Written instruction: Lines holding the string "adverb" are the ones to copy from this listing.

Material shown:
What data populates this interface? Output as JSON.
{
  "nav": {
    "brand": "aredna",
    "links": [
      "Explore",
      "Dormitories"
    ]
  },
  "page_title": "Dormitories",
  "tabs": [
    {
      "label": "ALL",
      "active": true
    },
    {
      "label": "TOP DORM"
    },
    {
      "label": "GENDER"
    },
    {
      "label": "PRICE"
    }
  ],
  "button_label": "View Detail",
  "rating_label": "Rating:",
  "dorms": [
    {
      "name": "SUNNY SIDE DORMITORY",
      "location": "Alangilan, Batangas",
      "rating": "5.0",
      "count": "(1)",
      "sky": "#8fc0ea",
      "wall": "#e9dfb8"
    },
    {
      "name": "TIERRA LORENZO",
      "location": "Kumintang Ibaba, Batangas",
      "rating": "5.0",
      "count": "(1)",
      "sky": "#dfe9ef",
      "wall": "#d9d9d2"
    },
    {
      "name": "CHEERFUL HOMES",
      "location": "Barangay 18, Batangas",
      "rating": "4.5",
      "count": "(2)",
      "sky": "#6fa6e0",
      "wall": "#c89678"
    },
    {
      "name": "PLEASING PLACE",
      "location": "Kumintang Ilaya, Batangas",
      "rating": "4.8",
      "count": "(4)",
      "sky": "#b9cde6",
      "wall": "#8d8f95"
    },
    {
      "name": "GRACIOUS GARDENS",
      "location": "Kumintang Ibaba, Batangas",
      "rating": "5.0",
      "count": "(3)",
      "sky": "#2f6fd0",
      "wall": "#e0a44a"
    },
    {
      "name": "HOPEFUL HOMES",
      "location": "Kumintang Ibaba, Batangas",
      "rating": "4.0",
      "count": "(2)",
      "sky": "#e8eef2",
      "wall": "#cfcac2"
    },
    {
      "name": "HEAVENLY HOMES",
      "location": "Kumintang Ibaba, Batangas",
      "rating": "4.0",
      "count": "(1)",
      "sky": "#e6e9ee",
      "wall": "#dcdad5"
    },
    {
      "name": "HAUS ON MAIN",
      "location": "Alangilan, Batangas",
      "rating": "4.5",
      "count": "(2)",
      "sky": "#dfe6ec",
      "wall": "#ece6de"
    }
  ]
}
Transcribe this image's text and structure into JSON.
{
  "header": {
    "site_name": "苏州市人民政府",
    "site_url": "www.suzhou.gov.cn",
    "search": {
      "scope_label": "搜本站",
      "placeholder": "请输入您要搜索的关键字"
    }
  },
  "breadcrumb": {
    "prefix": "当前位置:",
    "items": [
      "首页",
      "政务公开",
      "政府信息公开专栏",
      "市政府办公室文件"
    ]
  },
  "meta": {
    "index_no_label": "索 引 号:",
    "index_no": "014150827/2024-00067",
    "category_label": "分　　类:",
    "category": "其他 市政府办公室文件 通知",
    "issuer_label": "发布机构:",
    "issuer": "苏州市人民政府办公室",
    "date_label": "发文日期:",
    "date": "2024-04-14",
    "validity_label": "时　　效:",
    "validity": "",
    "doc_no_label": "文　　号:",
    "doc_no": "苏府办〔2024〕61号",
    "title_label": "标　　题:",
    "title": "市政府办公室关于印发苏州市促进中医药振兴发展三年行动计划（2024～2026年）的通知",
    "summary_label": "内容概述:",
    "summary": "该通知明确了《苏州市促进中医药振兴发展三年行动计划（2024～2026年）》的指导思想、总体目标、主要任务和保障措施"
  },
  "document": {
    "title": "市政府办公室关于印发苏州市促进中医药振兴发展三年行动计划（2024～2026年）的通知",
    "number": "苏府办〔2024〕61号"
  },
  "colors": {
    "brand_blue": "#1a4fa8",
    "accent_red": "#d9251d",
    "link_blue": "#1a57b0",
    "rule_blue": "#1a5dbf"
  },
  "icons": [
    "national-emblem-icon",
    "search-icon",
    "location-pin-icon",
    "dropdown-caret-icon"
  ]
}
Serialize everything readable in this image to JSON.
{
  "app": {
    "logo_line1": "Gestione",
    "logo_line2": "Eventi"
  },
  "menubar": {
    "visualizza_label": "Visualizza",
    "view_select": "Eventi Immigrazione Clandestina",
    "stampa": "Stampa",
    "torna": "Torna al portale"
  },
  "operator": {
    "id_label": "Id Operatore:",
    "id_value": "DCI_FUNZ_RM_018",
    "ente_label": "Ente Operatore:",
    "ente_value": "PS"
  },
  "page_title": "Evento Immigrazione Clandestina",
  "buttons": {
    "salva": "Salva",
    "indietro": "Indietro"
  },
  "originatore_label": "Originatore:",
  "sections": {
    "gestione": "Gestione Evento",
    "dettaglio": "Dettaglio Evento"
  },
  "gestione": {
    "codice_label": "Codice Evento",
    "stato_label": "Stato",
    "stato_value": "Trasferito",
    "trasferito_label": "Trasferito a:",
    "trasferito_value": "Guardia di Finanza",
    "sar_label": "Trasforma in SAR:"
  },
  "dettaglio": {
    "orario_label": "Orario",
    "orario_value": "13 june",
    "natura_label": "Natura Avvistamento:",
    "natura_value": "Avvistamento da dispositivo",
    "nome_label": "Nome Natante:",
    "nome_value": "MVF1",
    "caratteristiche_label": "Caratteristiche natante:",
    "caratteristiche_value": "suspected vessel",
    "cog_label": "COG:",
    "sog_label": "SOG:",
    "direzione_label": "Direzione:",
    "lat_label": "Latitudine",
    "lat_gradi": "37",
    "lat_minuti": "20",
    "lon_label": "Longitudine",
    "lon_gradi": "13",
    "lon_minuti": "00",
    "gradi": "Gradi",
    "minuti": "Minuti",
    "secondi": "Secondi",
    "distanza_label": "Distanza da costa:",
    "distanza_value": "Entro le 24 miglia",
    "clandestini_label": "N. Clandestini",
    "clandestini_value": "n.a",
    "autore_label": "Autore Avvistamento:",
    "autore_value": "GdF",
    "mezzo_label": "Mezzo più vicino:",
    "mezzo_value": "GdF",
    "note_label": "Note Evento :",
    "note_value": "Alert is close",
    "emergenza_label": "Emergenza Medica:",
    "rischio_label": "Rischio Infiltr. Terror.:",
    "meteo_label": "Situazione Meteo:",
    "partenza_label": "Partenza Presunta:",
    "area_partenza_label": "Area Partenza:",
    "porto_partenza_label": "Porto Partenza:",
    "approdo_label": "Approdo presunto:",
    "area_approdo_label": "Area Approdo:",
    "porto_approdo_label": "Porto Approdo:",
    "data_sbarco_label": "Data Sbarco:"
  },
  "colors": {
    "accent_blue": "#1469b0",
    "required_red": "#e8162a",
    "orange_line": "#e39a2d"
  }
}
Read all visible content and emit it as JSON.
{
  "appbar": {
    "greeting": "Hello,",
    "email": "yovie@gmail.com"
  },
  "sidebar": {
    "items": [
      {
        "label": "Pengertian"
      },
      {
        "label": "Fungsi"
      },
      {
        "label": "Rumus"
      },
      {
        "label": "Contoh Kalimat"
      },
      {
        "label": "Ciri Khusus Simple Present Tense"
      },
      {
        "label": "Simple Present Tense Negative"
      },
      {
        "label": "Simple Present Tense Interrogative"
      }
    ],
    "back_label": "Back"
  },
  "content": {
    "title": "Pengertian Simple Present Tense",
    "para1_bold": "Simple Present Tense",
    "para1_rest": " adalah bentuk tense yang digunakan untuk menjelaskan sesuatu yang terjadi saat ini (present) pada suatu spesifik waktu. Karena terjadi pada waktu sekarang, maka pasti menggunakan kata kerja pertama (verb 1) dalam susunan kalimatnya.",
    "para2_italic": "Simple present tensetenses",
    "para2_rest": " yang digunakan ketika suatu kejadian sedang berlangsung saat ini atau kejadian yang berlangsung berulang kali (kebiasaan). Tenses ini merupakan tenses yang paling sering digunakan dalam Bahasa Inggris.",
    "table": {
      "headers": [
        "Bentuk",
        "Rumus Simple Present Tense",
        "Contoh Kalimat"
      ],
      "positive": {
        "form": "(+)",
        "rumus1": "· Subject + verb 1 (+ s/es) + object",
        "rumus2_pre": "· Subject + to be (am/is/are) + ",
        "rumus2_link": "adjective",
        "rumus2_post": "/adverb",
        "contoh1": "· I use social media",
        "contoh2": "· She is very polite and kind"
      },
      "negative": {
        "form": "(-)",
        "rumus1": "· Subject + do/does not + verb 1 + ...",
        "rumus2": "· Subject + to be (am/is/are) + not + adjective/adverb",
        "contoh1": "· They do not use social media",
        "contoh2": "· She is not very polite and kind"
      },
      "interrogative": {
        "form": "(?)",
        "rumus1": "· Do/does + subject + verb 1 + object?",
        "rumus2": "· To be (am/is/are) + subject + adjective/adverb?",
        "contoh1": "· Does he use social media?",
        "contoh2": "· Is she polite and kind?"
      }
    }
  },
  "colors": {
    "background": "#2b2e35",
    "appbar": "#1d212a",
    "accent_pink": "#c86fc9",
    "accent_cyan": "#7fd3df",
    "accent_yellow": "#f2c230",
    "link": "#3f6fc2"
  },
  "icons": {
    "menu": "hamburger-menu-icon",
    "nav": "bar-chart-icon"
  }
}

Reply:
        "rumus2_post": "/adverb",
        "rumus2": "· Subject + to be (am/is/are) + not + adjective/adverb",
        "rumus2": "· To be (am/is/are) + subject + adjective/adverb?",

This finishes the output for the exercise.